Objective
Collect every line below that contains the word "color".

Data entries for graphics
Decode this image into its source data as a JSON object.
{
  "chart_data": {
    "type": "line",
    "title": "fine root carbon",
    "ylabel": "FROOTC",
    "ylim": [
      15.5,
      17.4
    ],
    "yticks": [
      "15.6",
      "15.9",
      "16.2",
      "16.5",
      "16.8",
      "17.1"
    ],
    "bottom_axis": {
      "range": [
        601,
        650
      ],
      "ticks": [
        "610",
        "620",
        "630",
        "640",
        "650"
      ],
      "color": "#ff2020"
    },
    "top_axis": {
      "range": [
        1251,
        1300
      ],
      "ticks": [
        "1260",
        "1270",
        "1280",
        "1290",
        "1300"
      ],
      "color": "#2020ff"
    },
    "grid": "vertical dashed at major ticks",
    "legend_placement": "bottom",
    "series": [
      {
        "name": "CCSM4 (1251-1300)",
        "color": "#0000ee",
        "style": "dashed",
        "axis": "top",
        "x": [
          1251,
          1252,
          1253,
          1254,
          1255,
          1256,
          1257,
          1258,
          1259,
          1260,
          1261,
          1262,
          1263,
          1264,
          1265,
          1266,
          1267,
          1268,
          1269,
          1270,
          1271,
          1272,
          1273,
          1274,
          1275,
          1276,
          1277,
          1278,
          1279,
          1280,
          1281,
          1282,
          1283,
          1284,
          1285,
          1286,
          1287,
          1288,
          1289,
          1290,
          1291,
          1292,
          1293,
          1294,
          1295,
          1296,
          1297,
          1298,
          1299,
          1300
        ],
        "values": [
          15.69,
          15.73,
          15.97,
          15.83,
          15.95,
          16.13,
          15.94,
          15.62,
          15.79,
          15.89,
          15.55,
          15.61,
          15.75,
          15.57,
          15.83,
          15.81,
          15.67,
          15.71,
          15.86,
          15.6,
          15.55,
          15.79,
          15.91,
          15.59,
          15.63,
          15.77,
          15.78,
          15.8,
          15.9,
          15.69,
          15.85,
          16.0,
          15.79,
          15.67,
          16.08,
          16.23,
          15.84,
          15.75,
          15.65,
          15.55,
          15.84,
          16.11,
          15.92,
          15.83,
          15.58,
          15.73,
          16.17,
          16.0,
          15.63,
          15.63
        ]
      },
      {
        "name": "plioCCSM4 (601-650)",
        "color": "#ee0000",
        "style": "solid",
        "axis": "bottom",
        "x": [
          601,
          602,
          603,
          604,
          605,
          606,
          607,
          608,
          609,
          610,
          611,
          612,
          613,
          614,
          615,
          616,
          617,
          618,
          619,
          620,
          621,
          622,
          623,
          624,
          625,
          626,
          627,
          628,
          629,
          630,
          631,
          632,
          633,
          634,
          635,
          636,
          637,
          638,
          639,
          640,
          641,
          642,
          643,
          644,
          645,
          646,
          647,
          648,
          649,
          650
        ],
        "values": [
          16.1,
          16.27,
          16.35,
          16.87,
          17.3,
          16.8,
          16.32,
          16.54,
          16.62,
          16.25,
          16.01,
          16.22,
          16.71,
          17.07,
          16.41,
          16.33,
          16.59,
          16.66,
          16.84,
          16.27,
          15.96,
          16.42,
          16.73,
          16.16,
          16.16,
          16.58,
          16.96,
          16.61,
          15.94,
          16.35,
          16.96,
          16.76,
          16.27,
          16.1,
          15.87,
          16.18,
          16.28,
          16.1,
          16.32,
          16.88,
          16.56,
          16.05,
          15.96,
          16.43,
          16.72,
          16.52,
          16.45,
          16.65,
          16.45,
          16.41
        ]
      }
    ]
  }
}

Result for this exercise
      "color": "#ff2020"
      "color": "#2020ff"
        "color": "#0000ee",
        "color": "#ee0000",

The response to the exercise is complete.